WHAT TO PRODUCE. Collect each row below that contains the string "Wildrose" and copy it out in full. Case counts.

RECORD EXTRACTS.
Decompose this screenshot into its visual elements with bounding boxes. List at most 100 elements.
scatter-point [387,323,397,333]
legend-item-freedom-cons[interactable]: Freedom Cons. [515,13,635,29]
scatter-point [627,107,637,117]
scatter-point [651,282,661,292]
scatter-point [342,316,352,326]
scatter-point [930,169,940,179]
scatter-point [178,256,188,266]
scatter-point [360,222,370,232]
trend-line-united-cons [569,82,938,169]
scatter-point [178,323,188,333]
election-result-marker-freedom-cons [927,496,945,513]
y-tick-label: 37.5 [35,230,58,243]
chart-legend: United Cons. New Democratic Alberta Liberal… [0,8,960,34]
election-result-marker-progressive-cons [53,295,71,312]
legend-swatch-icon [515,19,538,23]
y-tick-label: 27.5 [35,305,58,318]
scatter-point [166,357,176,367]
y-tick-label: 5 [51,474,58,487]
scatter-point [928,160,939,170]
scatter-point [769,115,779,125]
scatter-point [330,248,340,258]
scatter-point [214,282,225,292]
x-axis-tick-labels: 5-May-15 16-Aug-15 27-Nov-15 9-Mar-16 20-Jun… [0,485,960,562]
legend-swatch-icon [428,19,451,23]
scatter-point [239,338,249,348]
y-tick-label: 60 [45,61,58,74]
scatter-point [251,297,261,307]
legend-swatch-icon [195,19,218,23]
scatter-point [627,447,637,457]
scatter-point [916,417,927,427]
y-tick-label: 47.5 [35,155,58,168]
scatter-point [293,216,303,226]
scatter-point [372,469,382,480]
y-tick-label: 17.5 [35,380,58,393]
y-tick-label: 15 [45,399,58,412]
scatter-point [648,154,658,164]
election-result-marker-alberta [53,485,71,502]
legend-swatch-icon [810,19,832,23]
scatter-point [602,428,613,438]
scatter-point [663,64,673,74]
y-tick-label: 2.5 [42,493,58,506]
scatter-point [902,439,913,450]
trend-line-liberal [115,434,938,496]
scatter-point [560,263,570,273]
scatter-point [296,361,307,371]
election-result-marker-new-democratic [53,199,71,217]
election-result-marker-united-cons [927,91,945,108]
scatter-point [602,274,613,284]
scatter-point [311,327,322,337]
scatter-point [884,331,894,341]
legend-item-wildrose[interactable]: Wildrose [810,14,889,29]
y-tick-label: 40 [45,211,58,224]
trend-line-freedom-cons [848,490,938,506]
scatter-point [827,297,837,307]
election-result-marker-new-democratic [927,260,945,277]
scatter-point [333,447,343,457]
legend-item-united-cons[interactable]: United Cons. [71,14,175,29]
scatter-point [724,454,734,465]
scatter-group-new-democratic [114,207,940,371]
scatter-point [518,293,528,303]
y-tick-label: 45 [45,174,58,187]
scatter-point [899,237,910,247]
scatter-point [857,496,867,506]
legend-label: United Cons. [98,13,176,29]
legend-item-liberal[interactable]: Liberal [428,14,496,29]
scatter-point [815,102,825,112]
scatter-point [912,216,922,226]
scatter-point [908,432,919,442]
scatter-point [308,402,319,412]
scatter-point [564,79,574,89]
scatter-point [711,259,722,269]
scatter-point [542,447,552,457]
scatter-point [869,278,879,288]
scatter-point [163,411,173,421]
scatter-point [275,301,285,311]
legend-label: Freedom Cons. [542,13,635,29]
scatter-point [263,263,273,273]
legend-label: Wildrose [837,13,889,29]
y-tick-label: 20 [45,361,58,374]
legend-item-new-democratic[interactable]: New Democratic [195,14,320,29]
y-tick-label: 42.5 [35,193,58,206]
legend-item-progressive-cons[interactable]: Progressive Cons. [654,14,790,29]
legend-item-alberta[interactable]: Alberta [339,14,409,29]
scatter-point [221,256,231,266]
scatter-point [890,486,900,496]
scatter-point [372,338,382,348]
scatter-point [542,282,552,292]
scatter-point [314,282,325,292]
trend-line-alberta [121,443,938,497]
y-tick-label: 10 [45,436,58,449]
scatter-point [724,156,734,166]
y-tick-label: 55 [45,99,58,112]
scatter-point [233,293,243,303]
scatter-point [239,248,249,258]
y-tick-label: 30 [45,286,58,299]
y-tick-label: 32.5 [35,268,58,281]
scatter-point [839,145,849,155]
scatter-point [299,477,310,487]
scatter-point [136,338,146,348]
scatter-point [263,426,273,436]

EXERCISE RESULT.
legend-item-wildrose[interactable]: Wildrose [810,14,889,29]
legend-label: Wildrose [837,13,889,29]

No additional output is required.